* **Request**:
Extract each line of the data below exactly as written.

--- START ---

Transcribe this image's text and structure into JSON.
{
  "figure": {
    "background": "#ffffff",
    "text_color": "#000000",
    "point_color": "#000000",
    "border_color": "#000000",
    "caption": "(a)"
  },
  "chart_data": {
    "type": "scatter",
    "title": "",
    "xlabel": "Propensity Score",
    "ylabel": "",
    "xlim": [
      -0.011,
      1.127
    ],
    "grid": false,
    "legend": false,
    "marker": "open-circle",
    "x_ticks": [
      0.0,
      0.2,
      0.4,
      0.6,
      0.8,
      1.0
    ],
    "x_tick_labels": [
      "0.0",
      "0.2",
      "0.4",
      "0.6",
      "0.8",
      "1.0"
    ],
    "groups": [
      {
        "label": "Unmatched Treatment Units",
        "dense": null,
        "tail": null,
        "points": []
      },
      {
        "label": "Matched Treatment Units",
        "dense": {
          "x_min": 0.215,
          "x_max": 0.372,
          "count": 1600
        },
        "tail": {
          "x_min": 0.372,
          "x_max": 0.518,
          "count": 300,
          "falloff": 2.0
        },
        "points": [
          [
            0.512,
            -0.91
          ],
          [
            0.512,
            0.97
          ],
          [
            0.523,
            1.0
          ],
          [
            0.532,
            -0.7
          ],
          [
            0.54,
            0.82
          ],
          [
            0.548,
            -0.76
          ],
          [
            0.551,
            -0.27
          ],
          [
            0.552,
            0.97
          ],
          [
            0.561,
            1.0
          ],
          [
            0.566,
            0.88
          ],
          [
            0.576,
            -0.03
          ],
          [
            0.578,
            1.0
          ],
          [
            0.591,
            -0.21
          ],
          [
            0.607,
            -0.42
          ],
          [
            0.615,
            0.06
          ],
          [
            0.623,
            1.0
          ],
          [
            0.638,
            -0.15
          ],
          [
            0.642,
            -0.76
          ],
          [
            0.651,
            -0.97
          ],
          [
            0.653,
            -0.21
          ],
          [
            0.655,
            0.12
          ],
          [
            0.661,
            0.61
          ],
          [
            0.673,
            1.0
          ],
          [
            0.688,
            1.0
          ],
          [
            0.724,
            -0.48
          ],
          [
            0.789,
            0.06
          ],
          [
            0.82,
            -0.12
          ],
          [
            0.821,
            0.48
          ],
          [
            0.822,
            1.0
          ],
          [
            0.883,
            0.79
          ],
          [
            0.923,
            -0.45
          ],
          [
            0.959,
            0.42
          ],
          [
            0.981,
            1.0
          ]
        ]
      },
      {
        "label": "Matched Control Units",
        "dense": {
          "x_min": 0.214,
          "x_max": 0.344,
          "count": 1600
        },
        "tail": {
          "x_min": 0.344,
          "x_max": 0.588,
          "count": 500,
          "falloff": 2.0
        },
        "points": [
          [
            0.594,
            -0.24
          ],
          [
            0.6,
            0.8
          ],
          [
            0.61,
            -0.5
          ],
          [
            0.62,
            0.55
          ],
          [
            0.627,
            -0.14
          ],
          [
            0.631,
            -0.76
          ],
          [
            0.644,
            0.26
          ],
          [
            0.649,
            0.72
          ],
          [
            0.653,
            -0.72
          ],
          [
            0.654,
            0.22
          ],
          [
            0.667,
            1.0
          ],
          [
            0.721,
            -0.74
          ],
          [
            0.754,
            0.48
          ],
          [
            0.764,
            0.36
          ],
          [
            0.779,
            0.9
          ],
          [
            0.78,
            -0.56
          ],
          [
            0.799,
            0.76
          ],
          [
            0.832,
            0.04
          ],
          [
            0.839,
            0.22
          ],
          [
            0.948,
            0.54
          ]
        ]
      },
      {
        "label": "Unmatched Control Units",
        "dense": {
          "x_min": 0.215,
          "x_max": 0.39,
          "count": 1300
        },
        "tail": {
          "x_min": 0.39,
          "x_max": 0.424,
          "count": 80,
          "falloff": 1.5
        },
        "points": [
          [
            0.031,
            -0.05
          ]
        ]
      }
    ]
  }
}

--- END ---

* **Solution below**:
Transcribe this image's text and structure into JSON.
{
  "figure": {
    "background": "#ffffff",
    "text_color": "#000000",
    "point_color": "#000000",
    "border_color": "#000000",
    "caption": "(a)"
  },
  "chart_data": {
    "type": "scatter",
    "title": "",
    "xlabel": "Propensity Score",
    "ylabel": "",
    "xlim": [
      -0.011,
      1.127
    ],
    "grid": false,
    "legend": false,
    "marker": "open-circle",
    "x_ticks": [
      0.0,
      0.2,
      0.4,
      0.6,
      0.8,
      1.0
    ],
    "x_tick_labels": [
      "0.0",
      "0.2",
      "0.4",
      "0.6",
      "0.8",
      "1.0"
    ],
    "groups": [
      {
        "label": "Unmatched Treatment Units",
        "dense": null,
        "tail": null,
        "points": []
      },
      {
        "label": "Matched Treatment Units",
        "dense": {
          "x_min": 0.215,
          "x_max": 0.372,
          "count": 1600
        },
        "tail": {
          "x_min": 0.372,
          "x_max": 0.518,
          "count": 300,
          "falloff": 2.0
        },
        "points": [
          [
            0.512,
            -0.91
          ],
          [
            0.512,
            0.97
          ],
          [
            0.523,
            1.0
          ],
          [
            0.532,
            -0.7
          ],
          [
            0.54,
            0.82
          ],
          [
            0.548,
            -0.76
          ],
          [
            0.551,
            -0.27
          ],
          [
            0.552,
            0.97
          ],
          [
            0.561,
            1.0
          ],
          [
            0.566,
            0.88
          ],
          [
            0.576,
            -0.03
          ],
          [
            0.578,
            1.0
          ],
          [
            0.591,
            -0.21
          ],
          [
            0.607,
            -0.42
          ],
          [
            0.615,
            0.06
          ],
          [
            0.623,
            1.0
          ],
          [
            0.638,
            -0.15
          ],
          [
            0.642,
            -0.76
          ],
          [
            0.651,
            -0.97
          ],
          [
            0.653,
            -0.21
          ],
          [
            0.655,
            0.12
          ],
          [
            0.661,
            0.61
          ],
          [
            0.673,
            1.0
          ],
          [
            0.688,
            1.0
          ],
          [
            0.724,
            -0.48
          ],
          [
            0.789,
            0.06
          ],
          [
            0.82,
            -0.12
          ],
          [
            0.821,
            0.48
          ],
          [
            0.822,
            1.0
          ],
          [
            0.883,
            0.79
          ],
          [
            0.923,
            -0.45
          ],
          [
            0.959,
            0.42
          ],
          [
            0.981,
            1.0
          ]
        ]
      },
      {
        "label": "Matched Control Units",
        "dense": {
          "x_min": 0.214,
          "x_max": 0.344,
          "count": 1600
        },
        "tail": {
          "x_min": 0.344,
          "x_max": 0.588,
          "count": 500,
          "falloff": 2.0
        },
        "points": [
          [
            0.594,
            -0.24
          ],
          [
            0.6,
            0.8
          ],
          [
            0.61,
            -0.5
          ],
          [
            0.62,
            0.55
          ],
          [
            0.627,
            -0.14
          ],
          [
            0.631,
            -0.76
          ],
          [
            0.644,
            0.26
          ],
          [
            0.649,
            0.72
          ],
          [
            0.653,
            -0.72
          ],
          [
            0.654,
            0.22
          ],
          [
            0.667,
            1.0
          ],
          [
            0.721,
            -0.74
          ],
          [
            0.754,
            0.48
          ],
          [
            0.764,
            0.36
          ],
          [
            0.779,
            0.9
          ],
          [
            0.78,
            -0.56
          ],
          [
            0.799,
            0.76
          ],
          [
            0.832,
            0.04
          ],
          [
            0.839,
            0.22
          ],
          [
            0.948,
            0.54
          ]
        ]
      },
      {
        "label": "Unmatched Control Units",
        "dense": {
          "x_min": 0.215,
          "x_max": 0.39,
          "count": 1300
        },
        "tail": {
          "x_min": 0.39,
          "x_max": 0.424,
          "count": 80,
          "falloff": 1.5
        },
        "points": [
          [
            0.031,
            -0.05
          ]
        ]
      }
    ]
  }
}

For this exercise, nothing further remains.